[Extracted data entries]
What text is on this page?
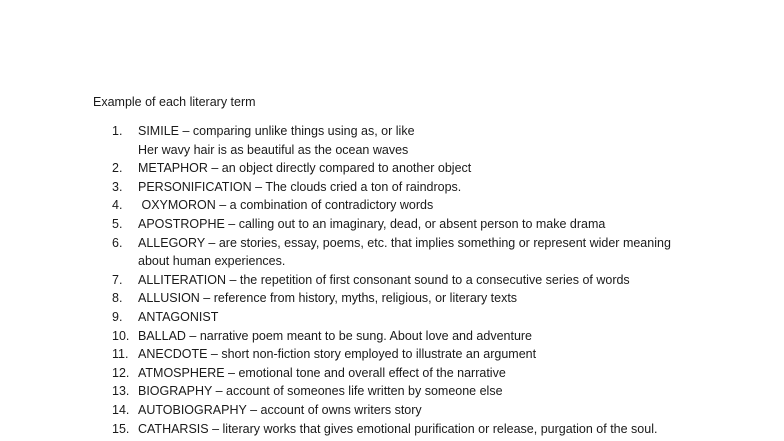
Example of each literary term
1.	SIMILE – comparing unlike things using as, or like
Her wavy hair is as beautiful as the ocean waves
2.	METAPHOR – an object directly compared to another object
3.	PERSONIFICATION – The clouds cried a ton of raindrops.
4.	OXYMORON – a combination of contradictory words
5.	APOSTROPHE – calling out to an imaginary, dead, or absent person to make drama
6.	ALLEGORY – are stories, essay, poems, etc. that implies something or represent wider meaning
about human experiences.
7.	ALLITERATION – the repetition of first consonant sound to a consecutive series of words
8.	ALLUSION – reference from history, myths, religious, or literary texts
9.	ANTAGONIST
10. BALLAD – narrative poem meant to be sung. About love and adventure
11. ANECDOTE – short non-fiction story employed to illustrate an argument
12. ATMOSPHERE – emotional tone and overall effect of the narrative
13. BIOGRAPHY – account of someones life written by someone else
14. AUTOBIOGRAPHY – account of owns writers story
15. CATHARSIS – literary works that gives emotional purification or release, purgation of the soul.
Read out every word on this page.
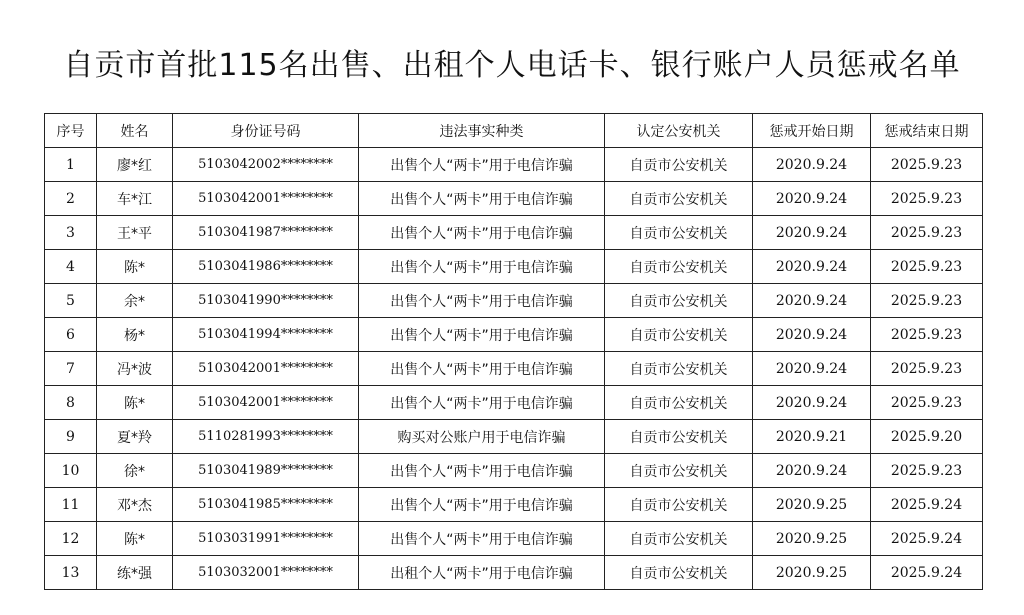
自贡市首批115名出售、出租个人电话卡、银行账户人员惩戒名单
序号	姓名	身份证号码	违法事实种类	认定公安机关	惩戒开始日期	惩戒结束日期
1	廖*红	5103042002********	出售个人“两卡”用于电信诈骗	自贡市公安机关	2020.9.24	2025.9.23
2	车*江	5103042001********	出售个人“两卡”用于电信诈骗	自贡市公安机关	2020.9.24	2025.9.23
3	王*平	5103041987********	出售个人“两卡”用于电信诈骗	自贡市公安机关	2020.9.24	2025.9.23
4	陈*	5103041986********	出售个人“两卡”用于电信诈骗	自贡市公安机关	2020.9.24	2025.9.23
5	余*	5103041990********	出售个人“两卡”用于电信诈骗	自贡市公安机关	2020.9.24	2025.9.23
6	杨*	5103041994********	出售个人“两卡”用于电信诈骗	自贡市公安机关	2020.9.24	2025.9.23
7	冯*波	5103042001********	出售个人“两卡”用于电信诈骗	自贡市公安机关	2020.9.24	2025.9.23
8	陈*	5103042001********	出售个人“两卡”用于电信诈骗	自贡市公安机关	2020.9.24	2025.9.23
9	夏*羚	5110281993********	购买对公账户用于电信诈骗	自贡市公安机关	2020.9.21	2025.9.20
10	徐*	5103041989********	出售个人“两卡”用于电信诈骗	自贡市公安机关	2020.9.24	2025.9.23
11	邓*杰	5103041985********	出售个人“两卡”用于电信诈骗	自贡市公安机关	2020.9.25	2025.9.24
12	陈*	5103031991********	出售个人“两卡”用于电信诈骗	自贡市公安机关	2020.9.25	2025.9.24
13	练*强	5103032001********	出租个人“两卡”用于电信诈骗	自贡市公安机关	2020.9.25	2025.9.24
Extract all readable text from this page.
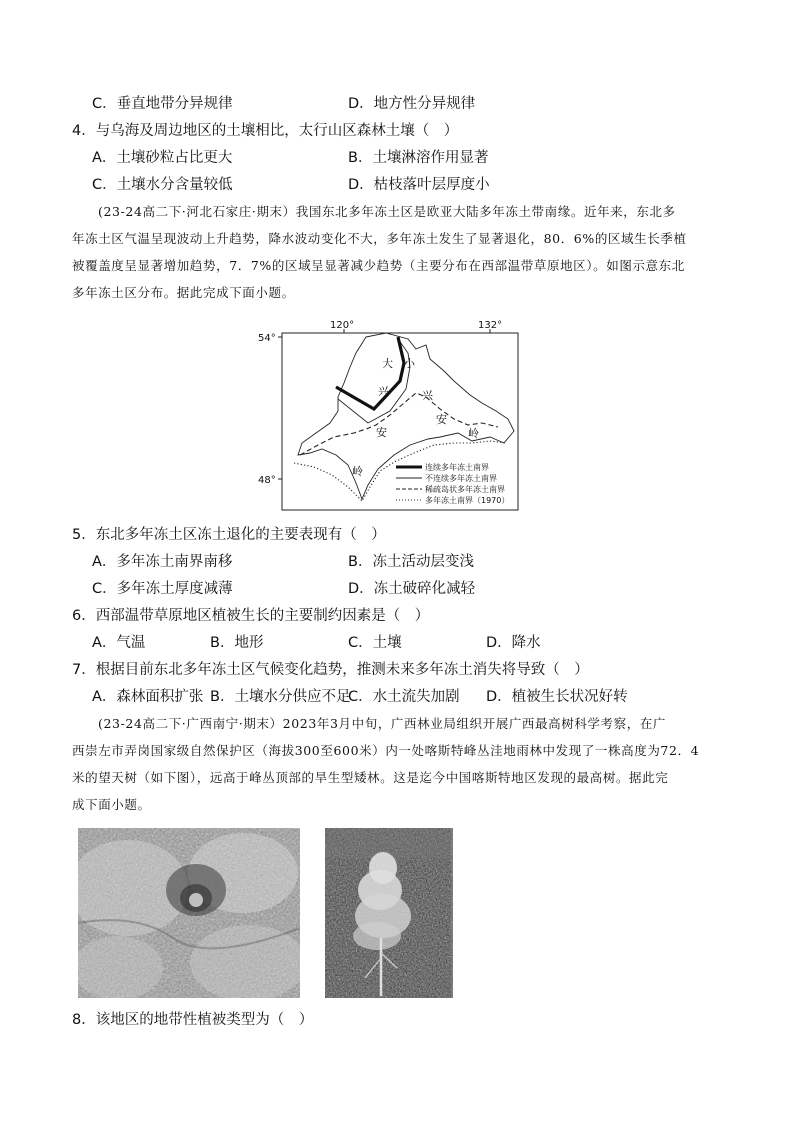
C．垂直地带分异规律	D．地方性分异规律
4．与乌海及周边地区的土壤相比，太行山区森林土壤（　）
A．土壤砂粒占比更大	B．土壤淋溶作用显著
C．土壤水分含量较低	D．枯枝落叶层厚度小
(23-24高二下·河北石家庄·期末）我国东北多年冻土区是欧亚大陆多年冻土带南缘。近年来，东北多
年冻土区气温呈现波动上升趋势，降水波动变化不大，多年冻土发生了显著退化，80．6%的区域生长季植
被覆盖度呈显著增加趋势，7．7%的区域呈显著减少趋势（主要分布在西部温带草原地区）。如图示意东北
多年冻土区分布。据此完成下面小题。
120°	132°
54°
48°
大
兴
安
岭
小
兴
安
岭
连续多年冻土南界
不连续多年冻土南界
稀疏岛状多年冻土南界
多年冻土南界（1970）
5．东北多年冻土区冻土退化的主要表现有（　）
A．多年冻土南界南移	B．冻土活动层变浅
C．多年冻土厚度减薄	D．冻土破碎化减轻
6．西部温带草原地区植被生长的主要制约因素是（　）
A．气温	B．地形	C．土壤	D．降水
7．根据目前东北多年冻土区气候变化趋势，推测未来多年冻土消失将导致（　）
A．森林面积扩张 B．土壤水分供应不足
C．水土流失加剧 D．植被生长状况好转
(23-24高二下·广西南宁·期末）2023年3月中旬，广西林业局组织开展广西最高树科学考察，在广
西崇左市弄岗国家级自然保护区（海拔300至600米）内一处喀斯特峰丛洼地雨林中发现了一株高度为72．4
米的望天树（如下图），远高于峰丛顶部的旱生型矮林。这是迄今中国喀斯特地区发现的最高树。据此完
成下面小题。
8．该地区的地带性植被类型为（　）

■ **WHAT THE TASK REQUIRES**:
Scan the data for the word "narrative" and copy every line where it shows up.

■ **FINAL ANSWER**:
10. BALLAD – narrative poem meant to be sung. About love and adventure
12. ATMOSPHERE – emotional tone and overall effect of the narrative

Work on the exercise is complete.